WORK INSTRUCTIONS
Return each line containing the string "name".

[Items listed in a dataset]
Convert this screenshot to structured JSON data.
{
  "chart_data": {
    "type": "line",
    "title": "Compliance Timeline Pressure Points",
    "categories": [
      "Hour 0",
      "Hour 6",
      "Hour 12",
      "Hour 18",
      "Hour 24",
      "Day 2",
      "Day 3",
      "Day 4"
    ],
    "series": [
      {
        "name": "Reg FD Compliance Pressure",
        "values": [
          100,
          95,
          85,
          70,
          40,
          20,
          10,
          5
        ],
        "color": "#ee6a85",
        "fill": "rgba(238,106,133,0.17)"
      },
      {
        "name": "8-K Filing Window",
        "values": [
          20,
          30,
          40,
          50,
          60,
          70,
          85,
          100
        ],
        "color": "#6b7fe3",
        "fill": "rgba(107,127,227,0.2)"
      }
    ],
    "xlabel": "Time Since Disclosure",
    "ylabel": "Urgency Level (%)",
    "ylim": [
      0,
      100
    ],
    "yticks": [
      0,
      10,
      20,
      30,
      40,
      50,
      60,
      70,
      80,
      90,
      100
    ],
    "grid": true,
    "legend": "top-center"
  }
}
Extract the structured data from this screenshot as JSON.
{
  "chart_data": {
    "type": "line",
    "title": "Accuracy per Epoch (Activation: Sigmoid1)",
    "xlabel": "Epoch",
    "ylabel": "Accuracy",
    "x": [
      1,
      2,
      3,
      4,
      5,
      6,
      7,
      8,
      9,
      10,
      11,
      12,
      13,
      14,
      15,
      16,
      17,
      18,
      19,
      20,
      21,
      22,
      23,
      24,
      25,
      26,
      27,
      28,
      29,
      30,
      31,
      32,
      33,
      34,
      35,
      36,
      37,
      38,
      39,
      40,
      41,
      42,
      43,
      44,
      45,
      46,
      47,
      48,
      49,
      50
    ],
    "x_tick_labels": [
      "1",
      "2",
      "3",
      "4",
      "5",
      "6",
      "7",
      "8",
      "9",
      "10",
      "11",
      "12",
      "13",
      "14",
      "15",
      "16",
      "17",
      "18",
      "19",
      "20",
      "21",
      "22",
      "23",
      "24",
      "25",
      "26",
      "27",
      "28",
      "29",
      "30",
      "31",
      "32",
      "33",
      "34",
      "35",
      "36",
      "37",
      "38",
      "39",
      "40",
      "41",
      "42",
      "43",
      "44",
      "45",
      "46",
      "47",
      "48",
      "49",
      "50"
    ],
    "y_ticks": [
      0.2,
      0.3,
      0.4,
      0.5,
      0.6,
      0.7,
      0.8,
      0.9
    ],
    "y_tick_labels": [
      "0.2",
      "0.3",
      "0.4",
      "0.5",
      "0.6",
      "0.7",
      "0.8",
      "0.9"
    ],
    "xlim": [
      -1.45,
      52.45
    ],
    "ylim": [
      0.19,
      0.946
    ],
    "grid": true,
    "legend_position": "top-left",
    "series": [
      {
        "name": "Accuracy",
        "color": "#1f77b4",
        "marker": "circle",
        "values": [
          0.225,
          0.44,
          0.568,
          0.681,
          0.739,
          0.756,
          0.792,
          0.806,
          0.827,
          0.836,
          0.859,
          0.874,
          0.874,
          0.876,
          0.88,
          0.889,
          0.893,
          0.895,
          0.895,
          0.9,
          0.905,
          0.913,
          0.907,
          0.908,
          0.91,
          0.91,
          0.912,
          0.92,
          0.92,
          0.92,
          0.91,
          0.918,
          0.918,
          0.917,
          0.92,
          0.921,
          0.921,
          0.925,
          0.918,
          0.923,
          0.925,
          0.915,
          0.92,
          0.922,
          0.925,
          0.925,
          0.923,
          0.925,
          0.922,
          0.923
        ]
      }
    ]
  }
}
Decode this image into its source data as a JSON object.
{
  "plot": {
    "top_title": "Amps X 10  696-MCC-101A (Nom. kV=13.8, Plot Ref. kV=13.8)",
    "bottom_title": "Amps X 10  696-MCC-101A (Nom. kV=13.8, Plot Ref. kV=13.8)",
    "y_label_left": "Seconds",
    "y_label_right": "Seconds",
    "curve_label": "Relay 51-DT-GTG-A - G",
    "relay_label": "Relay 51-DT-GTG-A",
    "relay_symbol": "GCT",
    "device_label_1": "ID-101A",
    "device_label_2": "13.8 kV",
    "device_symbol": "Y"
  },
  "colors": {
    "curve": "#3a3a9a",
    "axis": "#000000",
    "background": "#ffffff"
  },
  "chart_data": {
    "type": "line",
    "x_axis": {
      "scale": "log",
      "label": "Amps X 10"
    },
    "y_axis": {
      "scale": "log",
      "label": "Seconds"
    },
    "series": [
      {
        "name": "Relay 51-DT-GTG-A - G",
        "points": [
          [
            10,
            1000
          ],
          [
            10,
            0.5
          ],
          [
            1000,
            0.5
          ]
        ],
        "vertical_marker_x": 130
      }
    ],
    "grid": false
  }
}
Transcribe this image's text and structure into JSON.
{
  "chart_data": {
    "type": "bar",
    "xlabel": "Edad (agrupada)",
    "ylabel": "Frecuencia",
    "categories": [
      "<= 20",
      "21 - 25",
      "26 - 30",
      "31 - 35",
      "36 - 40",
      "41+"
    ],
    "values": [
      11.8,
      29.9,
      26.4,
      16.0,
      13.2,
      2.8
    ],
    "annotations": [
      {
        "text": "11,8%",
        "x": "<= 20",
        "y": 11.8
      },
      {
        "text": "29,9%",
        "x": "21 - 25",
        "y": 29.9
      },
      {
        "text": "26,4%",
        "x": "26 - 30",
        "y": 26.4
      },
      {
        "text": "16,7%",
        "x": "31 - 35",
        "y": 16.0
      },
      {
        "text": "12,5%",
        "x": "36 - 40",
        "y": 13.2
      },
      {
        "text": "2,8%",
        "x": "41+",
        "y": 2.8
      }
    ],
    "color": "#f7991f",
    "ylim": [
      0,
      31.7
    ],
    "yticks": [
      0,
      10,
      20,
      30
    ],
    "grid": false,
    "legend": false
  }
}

ANSWER TO THE EXERCISE
        "name": "Reg FD Compliance Pressure",
        "name": "8-K Filing Window",
        "name": "Accuracy",
        "name": "Relay 51-DT-GTG-A - G",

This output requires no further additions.